**Exercise description:** Search the material below for the string "SNAP" and list each line that holds it.
* start *
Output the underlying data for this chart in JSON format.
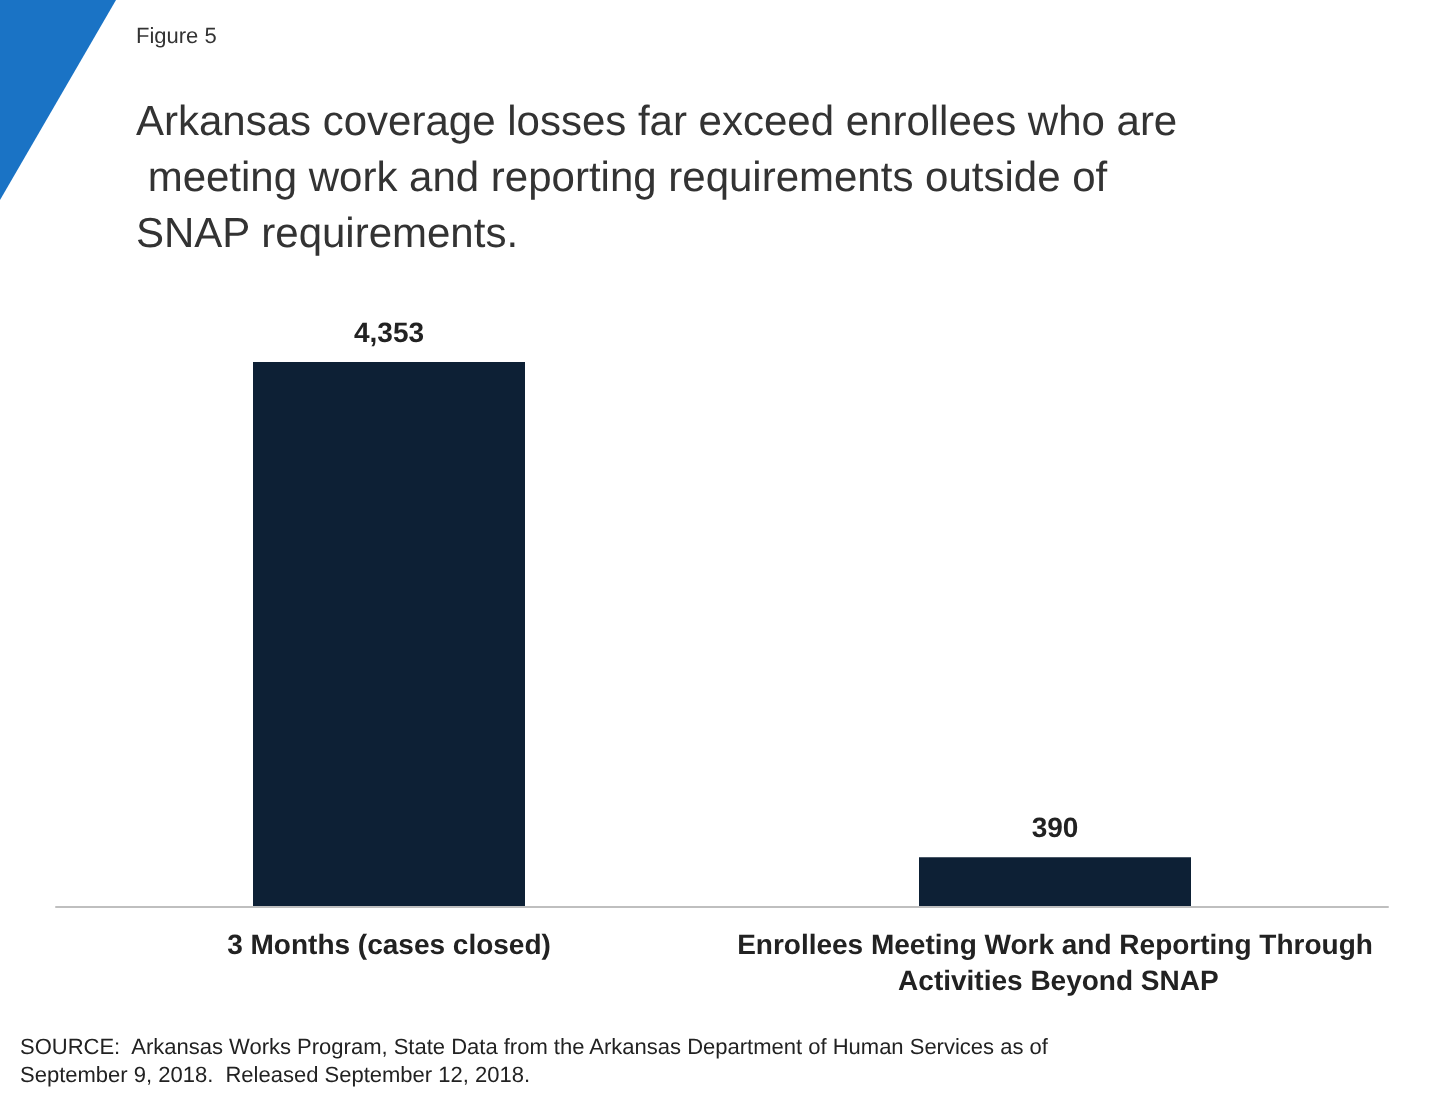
{
  "chart_data": {
    "type": "bar",
    "title": "Arkansas coverage losses far exceed enrollees who are meeting work and reporting requirements outside of SNAP requirements.",
    "categories": [
      "3 Months (cases closed)",
      "Enrollees Meeting Work and Reporting Through Activities Beyond SNAP"
    ],
    "values": [
      4353,
      390
    ],
    "value_labels": [
      "4,353",
      "390"
    ],
    "color": "#0d2035",
    "annotations": [
      "Figure 5",
      "SOURCE:  Arkansas Works Program, State Data from the Arkansas Department of Human Services as of September 9, 2018.  Released September 12, 2018."
    ]
  }
}
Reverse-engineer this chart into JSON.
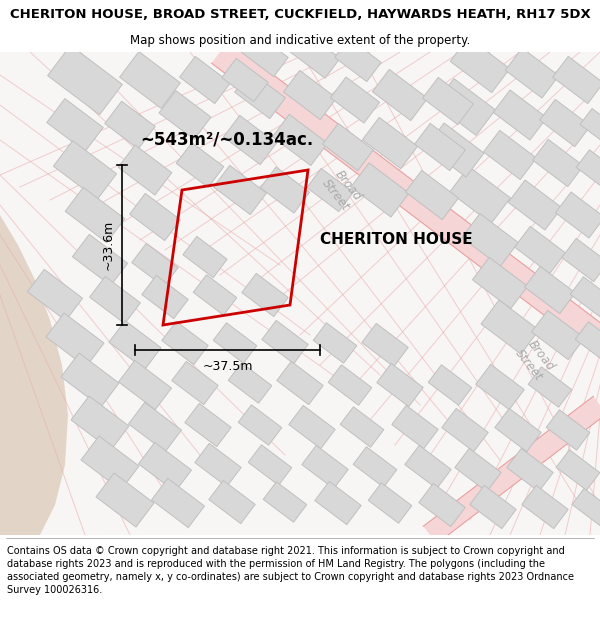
{
  "title": "CHERITON HOUSE, BROAD STREET, CUCKFIELD, HAYWARDS HEATH, RH17 5DX",
  "subtitle": "Map shows position and indicative extent of the property.",
  "footer": "Contains OS data © Crown copyright and database right 2021. This information is subject to Crown copyright and database rights 2023 and is reproduced with the permission of HM Land Registry. The polygons (including the associated geometry, namely x, y co-ordinates) are subject to Crown copyright and database rights 2023 Ordnance Survey 100026316.",
  "area_text": "~543m²/~0.134ac.",
  "property_label": "CHERITON HOUSE",
  "dim_width": "~37.5m",
  "dim_height": "~33.6m",
  "title_fontsize": 9.5,
  "subtitle_fontsize": 8.5,
  "footer_fontsize": 7.0,
  "map_bg": "#f7f4f1",
  "tan_area_color": "#e8ddd3",
  "road_fill_color": "#f5d5d5",
  "road_line_color": "#e8a0a0",
  "building_color": "#d8d8d8",
  "building_edge_color": "#c0c0c0",
  "property_edge_color": "#cc0000",
  "street_label_color": "#aaaaaa"
}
* end *
**Completed exercise:**
    "title": "Arkansas coverage losses far exceed enrollees who are meeting work and reporting requirements outside of SNAP requirements.",
      "Enrollees Meeting Work and Reporting Through Activities Beyond SNAP"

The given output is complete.